_Task input_
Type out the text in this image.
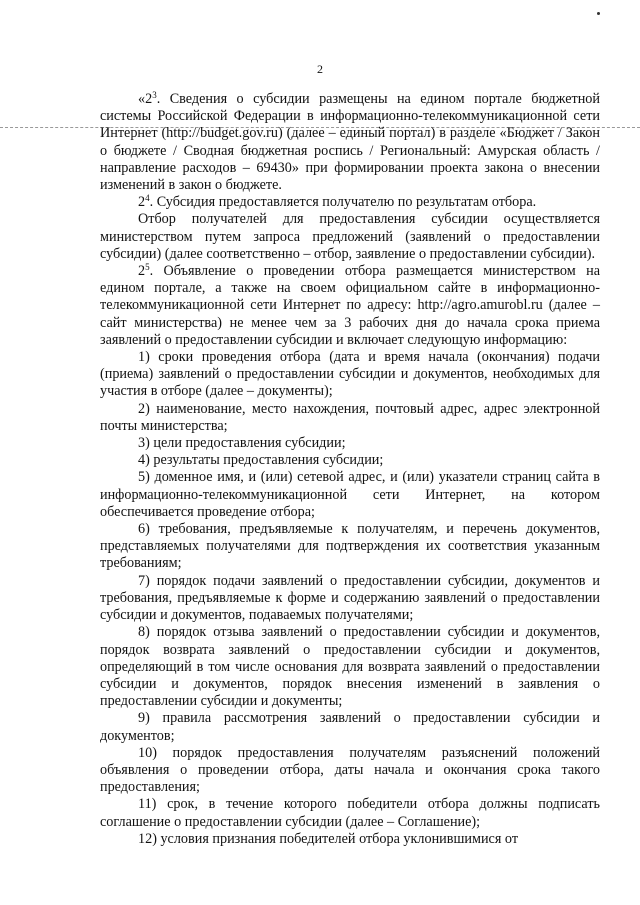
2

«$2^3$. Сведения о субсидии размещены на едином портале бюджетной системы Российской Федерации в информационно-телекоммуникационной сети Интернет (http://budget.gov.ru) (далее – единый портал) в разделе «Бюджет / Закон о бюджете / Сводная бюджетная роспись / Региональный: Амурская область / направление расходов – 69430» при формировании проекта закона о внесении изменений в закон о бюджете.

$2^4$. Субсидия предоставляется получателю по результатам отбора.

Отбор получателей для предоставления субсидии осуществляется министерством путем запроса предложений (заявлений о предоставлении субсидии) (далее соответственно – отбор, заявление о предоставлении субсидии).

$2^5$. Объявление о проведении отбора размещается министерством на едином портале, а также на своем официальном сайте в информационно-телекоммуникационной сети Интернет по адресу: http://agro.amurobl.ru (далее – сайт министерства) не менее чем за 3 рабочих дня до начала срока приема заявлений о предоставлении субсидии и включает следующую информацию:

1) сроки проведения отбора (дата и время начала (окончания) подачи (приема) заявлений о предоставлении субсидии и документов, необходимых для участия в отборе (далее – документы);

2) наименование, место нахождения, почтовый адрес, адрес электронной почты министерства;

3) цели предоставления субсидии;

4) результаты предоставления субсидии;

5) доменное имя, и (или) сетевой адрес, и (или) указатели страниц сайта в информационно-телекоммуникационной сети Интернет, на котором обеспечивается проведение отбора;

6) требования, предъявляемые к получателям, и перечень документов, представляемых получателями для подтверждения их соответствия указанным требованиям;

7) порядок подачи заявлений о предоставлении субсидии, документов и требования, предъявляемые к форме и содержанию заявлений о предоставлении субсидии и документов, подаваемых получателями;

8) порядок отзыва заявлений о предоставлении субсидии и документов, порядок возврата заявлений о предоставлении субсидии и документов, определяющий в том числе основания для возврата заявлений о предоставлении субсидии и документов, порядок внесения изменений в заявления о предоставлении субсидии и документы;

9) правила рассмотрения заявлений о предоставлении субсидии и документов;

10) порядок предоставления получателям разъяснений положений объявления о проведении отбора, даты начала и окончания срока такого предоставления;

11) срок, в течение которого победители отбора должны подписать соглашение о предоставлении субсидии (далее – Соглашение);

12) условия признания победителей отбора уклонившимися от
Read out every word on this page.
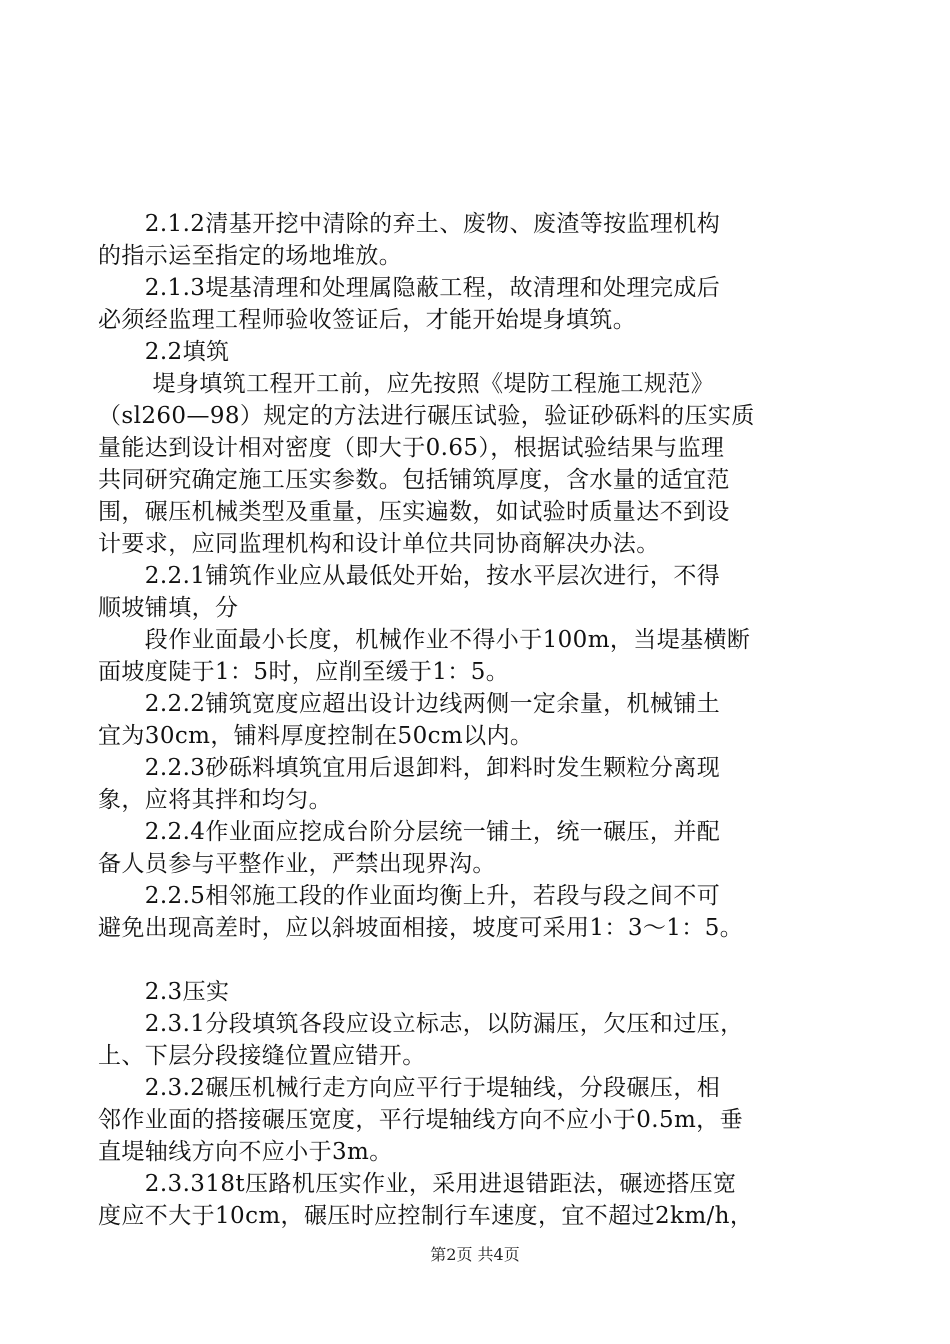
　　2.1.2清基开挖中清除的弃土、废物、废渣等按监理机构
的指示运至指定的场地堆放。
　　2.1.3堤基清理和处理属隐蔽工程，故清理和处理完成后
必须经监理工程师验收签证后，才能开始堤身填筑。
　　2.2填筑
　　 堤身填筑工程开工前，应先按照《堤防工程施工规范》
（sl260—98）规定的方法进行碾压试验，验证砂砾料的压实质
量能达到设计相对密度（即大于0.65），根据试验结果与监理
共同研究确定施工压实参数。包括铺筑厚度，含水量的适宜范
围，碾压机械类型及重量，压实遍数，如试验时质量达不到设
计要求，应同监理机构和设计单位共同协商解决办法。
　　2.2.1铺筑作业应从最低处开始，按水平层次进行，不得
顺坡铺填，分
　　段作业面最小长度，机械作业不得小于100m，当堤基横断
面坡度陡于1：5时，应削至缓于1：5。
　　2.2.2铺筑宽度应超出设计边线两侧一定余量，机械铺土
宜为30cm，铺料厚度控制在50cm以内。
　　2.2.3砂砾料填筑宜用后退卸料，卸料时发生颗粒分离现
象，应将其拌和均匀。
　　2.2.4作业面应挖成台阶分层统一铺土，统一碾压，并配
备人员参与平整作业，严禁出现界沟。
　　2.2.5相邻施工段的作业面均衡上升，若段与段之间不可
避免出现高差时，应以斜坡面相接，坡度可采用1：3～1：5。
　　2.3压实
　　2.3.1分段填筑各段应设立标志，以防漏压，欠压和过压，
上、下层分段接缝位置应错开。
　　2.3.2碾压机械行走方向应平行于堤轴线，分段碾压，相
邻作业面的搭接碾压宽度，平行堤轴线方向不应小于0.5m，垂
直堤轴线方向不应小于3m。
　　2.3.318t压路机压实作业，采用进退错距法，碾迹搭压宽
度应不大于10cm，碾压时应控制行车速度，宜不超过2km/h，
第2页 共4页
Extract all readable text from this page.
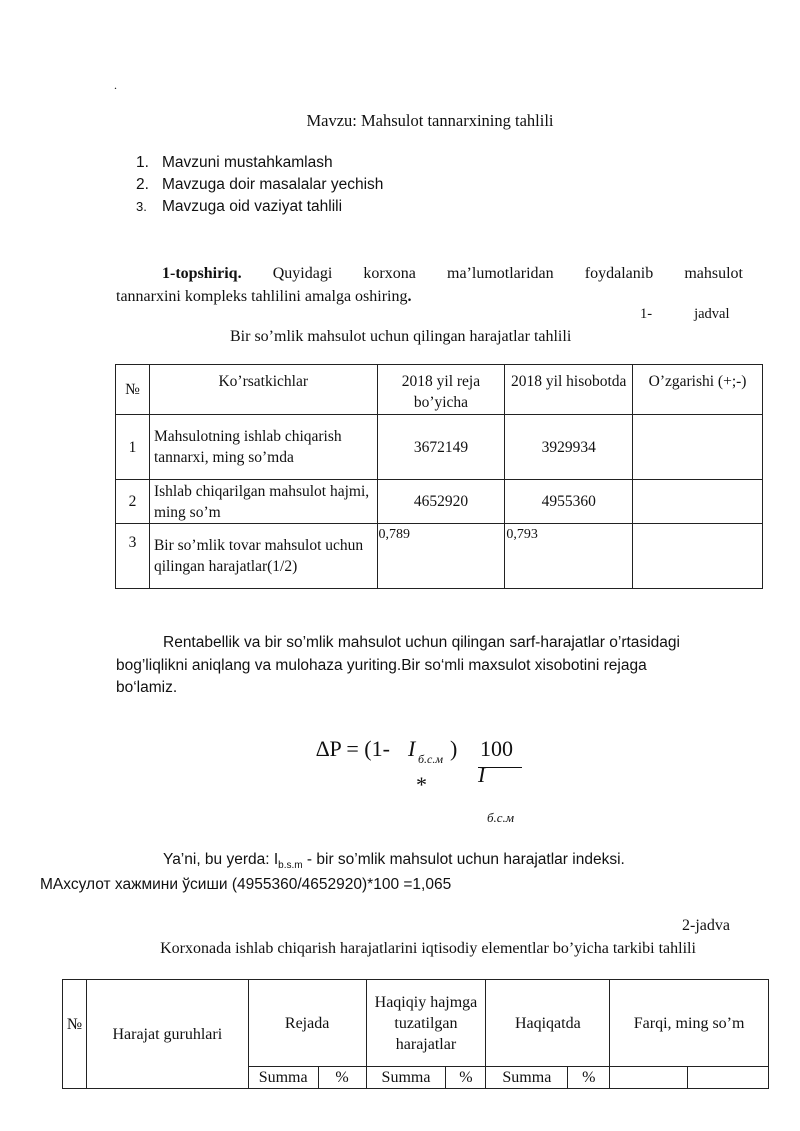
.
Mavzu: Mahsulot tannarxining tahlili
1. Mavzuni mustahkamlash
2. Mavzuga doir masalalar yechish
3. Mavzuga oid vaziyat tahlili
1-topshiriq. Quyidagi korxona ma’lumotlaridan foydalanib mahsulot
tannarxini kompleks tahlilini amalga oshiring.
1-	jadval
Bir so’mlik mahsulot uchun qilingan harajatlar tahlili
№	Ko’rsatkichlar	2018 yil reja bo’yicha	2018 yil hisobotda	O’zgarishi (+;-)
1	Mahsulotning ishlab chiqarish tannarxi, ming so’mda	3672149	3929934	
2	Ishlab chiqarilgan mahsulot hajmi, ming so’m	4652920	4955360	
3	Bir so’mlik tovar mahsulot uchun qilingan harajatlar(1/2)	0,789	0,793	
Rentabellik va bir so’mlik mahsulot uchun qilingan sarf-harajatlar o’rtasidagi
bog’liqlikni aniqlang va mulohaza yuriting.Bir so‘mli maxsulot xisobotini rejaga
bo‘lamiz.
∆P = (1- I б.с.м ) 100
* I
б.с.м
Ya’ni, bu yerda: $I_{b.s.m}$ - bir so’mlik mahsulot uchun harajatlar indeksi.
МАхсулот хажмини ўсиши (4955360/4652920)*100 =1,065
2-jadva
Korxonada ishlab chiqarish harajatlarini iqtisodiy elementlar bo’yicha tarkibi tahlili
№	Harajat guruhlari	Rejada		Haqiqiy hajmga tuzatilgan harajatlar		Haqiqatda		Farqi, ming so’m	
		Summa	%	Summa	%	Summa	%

_Set problem_
Show all lines from the data above in which the word "http" appears.

_Final result_
«$2^3$. Сведения о субсидии размещены на едином портале бюджетной системы Российской Федерации в информационно-телекоммуникационной сети Интернет (http://budget.gov.ru) (далее – единый портал) в разделе «Бюджет / Закон о бюджете / Сводная бюджетная роспись / Региональный: Амурская область / направление расходов – 69430» при формировании проекта закона о внесении изменений в закон о бюджете.
$2^5$. Объявление о проведении отбора размещается министерством на едином портале, а также на своем официальном сайте в информационно-телекоммуникационной сети Интернет по адресу: http://agro.amurobl.ru (далее – сайт министерства) не менее чем за 3 рабочих дня до начала срока приема заявлений о предоставлении субсидии и включает следующую информацию:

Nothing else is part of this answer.